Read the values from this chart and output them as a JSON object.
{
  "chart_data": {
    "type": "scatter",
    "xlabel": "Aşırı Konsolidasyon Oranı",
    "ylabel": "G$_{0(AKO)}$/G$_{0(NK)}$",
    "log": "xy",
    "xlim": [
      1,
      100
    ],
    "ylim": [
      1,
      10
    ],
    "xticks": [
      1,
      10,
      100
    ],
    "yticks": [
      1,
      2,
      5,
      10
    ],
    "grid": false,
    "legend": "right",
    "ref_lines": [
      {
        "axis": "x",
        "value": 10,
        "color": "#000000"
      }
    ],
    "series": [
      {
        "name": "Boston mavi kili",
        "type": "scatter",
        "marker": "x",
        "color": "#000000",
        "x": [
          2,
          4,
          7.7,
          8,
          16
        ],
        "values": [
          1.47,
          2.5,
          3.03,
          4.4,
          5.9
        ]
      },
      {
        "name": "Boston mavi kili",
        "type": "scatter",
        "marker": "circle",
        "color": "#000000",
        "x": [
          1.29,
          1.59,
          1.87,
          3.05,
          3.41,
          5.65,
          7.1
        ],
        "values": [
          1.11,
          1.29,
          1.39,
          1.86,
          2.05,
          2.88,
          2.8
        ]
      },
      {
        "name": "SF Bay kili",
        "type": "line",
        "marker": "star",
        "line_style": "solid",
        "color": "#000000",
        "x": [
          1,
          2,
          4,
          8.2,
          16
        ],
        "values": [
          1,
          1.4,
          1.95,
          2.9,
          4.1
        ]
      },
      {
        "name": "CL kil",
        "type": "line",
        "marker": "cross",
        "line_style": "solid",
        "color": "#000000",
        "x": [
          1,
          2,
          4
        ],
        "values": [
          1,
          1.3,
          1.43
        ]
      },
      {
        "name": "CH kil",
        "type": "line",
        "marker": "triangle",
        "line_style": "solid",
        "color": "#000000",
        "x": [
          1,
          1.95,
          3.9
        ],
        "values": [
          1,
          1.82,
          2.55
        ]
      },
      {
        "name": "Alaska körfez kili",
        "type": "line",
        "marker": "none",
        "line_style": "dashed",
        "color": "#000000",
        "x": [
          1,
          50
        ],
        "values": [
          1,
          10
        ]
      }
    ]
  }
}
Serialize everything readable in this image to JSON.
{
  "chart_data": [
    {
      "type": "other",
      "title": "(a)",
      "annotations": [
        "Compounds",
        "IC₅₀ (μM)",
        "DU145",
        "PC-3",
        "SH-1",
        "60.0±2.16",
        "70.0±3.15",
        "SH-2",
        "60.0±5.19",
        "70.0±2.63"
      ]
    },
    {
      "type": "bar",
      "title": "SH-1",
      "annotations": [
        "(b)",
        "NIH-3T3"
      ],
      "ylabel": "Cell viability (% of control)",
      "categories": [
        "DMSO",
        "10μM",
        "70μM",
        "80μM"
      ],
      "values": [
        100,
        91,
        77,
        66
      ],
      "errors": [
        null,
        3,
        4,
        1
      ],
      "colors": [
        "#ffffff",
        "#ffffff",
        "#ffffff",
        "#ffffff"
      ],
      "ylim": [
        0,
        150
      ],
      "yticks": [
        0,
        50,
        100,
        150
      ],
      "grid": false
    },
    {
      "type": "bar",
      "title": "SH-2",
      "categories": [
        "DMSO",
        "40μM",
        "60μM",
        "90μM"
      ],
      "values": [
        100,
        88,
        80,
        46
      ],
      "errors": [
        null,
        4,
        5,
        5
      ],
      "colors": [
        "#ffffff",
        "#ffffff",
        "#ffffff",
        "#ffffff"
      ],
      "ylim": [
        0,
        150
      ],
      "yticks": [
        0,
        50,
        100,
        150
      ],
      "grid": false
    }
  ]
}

---

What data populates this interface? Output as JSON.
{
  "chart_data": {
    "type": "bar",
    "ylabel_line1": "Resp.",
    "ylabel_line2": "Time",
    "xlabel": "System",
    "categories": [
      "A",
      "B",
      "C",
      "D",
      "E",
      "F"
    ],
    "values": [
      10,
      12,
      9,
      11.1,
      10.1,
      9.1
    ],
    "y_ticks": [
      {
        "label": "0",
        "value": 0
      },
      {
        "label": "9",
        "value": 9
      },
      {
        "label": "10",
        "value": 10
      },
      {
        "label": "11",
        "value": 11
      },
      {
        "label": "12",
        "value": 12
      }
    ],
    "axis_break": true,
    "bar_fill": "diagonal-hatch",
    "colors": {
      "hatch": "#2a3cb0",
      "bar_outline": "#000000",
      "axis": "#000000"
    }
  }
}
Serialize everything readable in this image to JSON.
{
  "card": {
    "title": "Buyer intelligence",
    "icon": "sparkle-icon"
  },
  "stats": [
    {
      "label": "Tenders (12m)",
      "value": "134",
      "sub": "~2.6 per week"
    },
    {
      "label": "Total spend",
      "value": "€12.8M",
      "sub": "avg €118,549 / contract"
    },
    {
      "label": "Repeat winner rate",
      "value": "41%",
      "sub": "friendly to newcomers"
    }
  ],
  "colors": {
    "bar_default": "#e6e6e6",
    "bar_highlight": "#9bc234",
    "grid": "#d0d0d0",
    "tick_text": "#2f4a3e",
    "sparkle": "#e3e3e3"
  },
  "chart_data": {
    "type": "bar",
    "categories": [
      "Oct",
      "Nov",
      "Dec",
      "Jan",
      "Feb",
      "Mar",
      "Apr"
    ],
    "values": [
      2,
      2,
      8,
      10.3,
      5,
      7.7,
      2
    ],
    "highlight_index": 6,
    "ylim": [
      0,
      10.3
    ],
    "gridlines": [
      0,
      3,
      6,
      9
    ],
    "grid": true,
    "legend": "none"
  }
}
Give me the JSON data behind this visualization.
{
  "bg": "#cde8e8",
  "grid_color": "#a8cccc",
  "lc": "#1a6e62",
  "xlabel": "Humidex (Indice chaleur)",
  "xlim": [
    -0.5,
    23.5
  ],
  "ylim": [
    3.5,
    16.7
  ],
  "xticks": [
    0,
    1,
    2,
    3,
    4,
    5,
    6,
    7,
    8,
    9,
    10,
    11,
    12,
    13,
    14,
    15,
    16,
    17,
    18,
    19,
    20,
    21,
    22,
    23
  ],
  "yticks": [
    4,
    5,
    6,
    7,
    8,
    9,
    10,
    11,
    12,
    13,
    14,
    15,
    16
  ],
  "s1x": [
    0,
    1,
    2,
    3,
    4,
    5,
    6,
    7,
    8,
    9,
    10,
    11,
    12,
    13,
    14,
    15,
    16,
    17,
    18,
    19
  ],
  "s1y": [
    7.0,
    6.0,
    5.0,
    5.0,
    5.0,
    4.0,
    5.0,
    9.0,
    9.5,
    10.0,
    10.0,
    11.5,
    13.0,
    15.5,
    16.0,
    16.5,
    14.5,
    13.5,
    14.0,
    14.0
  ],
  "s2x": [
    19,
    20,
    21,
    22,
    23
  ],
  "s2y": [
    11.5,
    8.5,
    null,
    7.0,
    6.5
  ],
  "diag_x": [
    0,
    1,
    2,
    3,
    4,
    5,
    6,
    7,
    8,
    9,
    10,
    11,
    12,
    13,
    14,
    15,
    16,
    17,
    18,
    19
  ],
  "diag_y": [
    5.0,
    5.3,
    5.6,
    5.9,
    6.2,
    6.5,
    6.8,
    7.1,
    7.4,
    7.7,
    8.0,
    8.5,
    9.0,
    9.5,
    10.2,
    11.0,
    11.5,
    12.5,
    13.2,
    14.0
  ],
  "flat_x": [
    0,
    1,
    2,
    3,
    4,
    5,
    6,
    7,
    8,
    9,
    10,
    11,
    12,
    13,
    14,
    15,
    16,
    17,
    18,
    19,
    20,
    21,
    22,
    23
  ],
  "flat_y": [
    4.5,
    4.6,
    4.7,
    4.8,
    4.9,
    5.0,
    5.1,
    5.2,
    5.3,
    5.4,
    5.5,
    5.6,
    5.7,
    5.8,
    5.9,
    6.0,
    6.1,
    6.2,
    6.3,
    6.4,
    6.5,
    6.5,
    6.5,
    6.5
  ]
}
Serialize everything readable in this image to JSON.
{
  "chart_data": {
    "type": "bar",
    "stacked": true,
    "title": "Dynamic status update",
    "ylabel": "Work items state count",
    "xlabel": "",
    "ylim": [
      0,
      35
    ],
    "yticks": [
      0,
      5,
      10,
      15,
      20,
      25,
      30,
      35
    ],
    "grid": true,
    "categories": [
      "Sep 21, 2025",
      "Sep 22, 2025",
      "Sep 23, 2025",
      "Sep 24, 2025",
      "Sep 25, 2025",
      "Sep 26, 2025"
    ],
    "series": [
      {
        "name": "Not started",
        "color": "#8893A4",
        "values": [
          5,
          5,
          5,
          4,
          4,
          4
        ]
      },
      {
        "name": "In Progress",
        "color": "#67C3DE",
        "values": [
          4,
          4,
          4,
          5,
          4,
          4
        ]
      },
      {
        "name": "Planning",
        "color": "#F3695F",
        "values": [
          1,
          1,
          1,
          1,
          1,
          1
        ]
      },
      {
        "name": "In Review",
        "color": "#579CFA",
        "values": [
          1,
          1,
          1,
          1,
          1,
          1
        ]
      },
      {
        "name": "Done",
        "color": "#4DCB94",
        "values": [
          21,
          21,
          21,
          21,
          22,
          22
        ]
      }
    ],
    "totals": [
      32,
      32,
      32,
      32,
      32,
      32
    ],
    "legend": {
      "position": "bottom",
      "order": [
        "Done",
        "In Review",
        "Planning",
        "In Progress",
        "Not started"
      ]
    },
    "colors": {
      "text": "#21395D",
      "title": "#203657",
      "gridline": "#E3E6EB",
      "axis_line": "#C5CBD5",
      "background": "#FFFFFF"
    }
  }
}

* * *

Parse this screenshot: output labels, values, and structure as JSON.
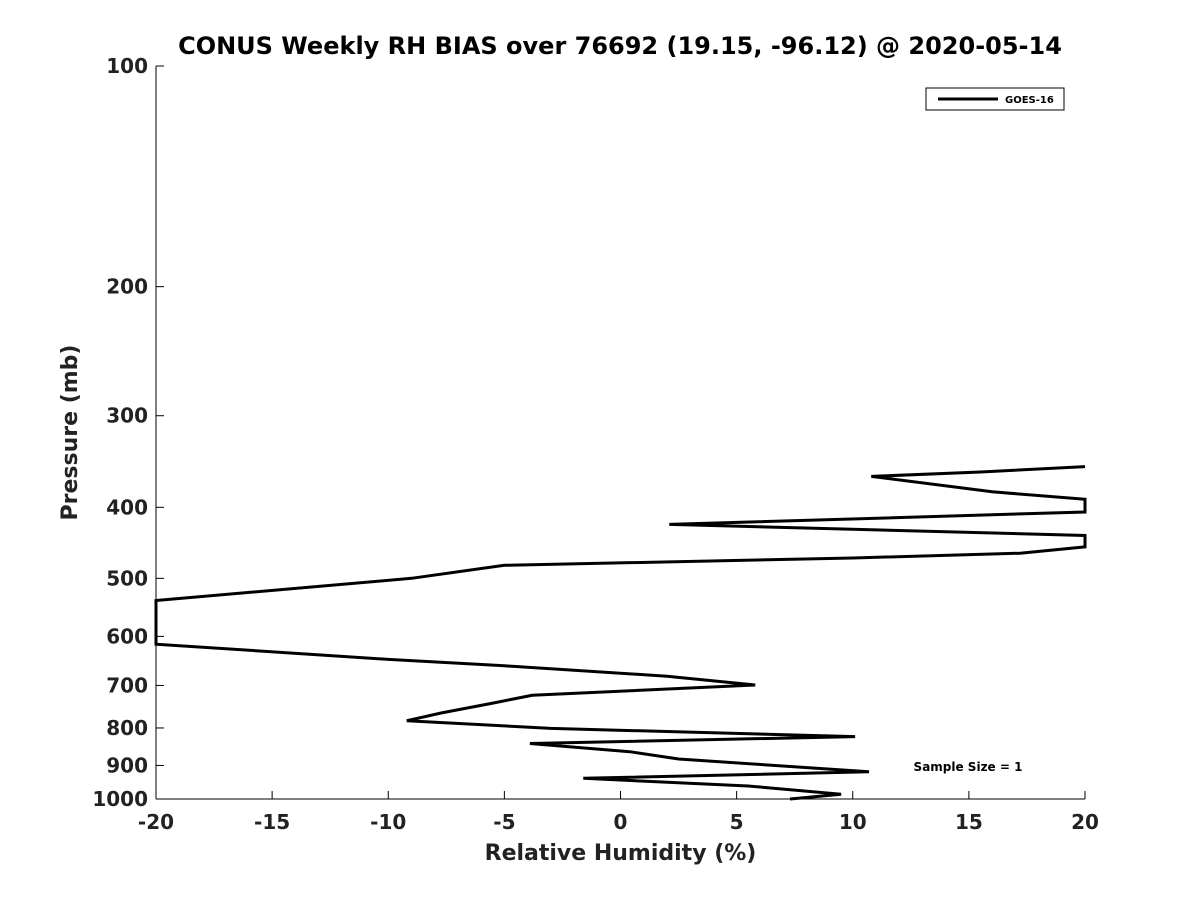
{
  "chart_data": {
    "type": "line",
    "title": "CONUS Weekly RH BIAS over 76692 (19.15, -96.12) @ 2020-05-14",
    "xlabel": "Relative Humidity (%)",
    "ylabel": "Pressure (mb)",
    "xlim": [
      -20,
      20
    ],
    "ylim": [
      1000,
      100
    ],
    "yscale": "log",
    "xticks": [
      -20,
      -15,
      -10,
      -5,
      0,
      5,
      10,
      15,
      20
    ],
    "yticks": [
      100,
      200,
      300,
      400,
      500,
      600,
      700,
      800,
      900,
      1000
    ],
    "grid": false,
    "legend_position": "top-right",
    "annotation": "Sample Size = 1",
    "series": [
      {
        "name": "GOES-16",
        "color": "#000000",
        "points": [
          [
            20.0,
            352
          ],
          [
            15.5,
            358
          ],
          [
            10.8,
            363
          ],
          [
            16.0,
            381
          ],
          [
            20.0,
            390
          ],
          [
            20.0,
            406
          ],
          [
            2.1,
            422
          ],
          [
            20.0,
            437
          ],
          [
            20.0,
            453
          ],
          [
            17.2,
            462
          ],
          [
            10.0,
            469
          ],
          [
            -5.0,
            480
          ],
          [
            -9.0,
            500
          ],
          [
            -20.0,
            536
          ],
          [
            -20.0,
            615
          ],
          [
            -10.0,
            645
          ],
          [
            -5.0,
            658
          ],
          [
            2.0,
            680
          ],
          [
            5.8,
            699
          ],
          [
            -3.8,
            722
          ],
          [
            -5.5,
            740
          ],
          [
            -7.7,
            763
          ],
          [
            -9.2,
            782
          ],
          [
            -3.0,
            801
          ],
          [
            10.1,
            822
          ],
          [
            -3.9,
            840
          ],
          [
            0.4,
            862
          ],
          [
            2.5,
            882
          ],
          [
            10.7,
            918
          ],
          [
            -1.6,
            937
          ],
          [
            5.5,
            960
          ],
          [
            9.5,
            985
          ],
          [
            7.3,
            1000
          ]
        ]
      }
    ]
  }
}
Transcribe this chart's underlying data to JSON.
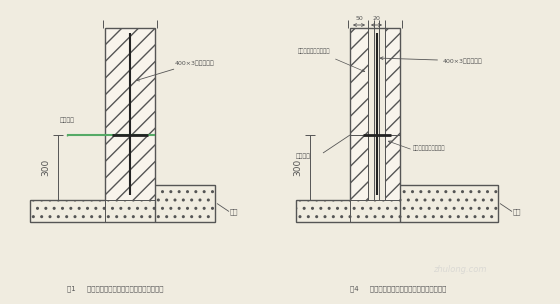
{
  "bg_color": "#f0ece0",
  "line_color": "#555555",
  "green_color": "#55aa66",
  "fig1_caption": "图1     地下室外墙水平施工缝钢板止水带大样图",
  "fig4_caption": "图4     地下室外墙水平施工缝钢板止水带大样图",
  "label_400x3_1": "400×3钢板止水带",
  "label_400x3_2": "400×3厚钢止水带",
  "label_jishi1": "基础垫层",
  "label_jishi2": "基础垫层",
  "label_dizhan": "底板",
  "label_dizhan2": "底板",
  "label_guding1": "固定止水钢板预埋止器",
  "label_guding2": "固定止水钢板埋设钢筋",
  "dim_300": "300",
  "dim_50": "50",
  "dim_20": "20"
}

INSTRUCTION:
Report how many lines of the records above contain the word "kili", and give only that number.

EXERCISE RESPONSE:
4